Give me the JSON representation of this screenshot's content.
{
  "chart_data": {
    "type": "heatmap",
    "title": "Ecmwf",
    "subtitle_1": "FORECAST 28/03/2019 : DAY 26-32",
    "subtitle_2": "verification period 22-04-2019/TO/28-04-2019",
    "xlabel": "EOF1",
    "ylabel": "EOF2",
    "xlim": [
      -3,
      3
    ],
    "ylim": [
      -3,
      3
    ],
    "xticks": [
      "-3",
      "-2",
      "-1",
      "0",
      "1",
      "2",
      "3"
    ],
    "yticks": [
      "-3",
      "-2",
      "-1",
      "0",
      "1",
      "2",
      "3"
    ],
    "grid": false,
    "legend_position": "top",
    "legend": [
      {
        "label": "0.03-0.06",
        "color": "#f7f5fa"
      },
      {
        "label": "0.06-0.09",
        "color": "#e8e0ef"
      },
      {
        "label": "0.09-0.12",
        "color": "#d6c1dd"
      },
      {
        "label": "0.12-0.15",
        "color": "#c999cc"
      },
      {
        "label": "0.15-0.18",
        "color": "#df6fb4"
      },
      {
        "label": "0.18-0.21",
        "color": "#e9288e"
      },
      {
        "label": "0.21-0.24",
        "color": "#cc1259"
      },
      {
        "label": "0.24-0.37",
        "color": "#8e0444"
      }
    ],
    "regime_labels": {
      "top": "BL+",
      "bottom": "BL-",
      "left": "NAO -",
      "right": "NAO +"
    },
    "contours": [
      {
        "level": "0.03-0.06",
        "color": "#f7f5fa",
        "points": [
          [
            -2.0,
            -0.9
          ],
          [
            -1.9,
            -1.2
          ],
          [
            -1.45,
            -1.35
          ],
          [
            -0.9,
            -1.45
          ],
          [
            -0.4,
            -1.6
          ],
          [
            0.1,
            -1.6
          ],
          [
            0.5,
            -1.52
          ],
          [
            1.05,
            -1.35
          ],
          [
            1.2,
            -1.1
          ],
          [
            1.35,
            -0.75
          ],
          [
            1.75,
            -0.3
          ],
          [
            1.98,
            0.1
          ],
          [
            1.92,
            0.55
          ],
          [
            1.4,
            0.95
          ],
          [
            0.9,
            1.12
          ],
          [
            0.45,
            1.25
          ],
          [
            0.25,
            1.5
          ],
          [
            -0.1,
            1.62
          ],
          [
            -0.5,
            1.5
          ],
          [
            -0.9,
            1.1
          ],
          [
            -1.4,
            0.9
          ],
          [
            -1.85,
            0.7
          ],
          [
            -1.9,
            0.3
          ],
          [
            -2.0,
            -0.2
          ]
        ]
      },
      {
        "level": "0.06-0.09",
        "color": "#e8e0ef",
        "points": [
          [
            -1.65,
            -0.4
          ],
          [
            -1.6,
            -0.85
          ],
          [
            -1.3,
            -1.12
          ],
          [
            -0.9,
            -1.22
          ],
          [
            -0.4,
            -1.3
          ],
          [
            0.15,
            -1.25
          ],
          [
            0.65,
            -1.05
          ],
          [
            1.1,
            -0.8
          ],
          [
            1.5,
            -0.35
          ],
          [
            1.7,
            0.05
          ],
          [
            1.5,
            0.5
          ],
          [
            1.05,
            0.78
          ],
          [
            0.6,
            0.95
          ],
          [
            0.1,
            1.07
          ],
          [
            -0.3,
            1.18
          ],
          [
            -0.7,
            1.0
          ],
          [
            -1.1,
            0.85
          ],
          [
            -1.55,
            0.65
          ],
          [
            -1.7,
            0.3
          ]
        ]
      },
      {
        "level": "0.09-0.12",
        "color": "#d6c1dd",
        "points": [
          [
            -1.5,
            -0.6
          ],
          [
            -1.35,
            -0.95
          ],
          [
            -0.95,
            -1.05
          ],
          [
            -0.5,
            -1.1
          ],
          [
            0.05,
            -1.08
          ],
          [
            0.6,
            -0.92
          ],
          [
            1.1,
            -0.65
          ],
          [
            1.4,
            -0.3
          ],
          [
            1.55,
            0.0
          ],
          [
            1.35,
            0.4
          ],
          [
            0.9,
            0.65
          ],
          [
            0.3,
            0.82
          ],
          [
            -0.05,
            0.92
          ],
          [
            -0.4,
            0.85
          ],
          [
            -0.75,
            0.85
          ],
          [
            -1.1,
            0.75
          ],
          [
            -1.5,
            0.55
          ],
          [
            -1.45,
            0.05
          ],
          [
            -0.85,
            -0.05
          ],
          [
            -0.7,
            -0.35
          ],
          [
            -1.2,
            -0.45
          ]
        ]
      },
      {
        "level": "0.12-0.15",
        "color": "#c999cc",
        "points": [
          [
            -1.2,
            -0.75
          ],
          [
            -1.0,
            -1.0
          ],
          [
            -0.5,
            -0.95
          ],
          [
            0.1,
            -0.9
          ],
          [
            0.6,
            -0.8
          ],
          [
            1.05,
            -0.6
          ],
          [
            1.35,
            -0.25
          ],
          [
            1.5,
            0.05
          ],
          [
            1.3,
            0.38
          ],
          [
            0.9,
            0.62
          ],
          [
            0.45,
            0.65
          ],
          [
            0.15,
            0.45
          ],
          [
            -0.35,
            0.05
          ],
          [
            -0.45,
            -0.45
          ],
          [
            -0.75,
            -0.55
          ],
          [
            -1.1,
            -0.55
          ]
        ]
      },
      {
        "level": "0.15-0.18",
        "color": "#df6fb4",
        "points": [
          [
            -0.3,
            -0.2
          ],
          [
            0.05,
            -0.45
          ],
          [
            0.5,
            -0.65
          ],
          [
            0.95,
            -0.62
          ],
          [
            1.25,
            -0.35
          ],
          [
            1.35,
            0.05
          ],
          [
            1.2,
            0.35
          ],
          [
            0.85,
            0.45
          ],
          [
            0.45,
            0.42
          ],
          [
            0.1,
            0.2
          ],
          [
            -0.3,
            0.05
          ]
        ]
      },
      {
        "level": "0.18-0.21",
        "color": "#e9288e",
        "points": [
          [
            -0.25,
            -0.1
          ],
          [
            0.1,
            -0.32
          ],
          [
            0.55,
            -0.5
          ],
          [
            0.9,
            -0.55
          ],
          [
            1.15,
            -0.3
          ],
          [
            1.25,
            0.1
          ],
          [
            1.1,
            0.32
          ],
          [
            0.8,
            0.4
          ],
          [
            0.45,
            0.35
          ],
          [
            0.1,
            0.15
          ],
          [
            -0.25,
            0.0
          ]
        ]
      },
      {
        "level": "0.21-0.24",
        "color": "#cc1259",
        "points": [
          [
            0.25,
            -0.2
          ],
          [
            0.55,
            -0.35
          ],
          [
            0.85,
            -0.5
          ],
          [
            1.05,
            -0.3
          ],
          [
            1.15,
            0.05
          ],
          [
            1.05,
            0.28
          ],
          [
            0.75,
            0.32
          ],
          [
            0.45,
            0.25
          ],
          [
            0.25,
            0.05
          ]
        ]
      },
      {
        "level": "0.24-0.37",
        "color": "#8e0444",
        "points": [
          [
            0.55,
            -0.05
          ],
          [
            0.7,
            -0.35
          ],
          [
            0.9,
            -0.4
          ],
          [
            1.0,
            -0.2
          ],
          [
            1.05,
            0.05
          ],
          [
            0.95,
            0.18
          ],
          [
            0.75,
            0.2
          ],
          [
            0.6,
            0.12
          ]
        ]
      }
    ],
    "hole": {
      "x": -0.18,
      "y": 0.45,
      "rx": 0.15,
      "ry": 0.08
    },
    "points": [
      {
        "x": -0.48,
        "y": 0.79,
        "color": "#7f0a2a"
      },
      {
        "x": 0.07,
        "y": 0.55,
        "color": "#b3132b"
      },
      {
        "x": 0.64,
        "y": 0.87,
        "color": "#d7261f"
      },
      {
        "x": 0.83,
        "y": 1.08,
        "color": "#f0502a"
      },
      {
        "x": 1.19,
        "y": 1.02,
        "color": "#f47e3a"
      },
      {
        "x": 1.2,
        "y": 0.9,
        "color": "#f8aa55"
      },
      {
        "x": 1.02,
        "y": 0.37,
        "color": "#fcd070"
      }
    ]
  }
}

┄┄┄┄┄┄┄┄┄┄┄┄┄┄┄┄┄┄┄┄

## TASK DETAILS
Choose all lines containing the string "level" and copy them out.

## SOLVED PROBLEM
        "level": "0.03-0.06",
        "level": "0.06-0.09",
        "level": "0.09-0.12",
        "level": "0.12-0.15",
        "level": "0.15-0.18",
        "level": "0.18-0.21",
        "level": "0.21-0.24",
        "level": "0.24-0.37",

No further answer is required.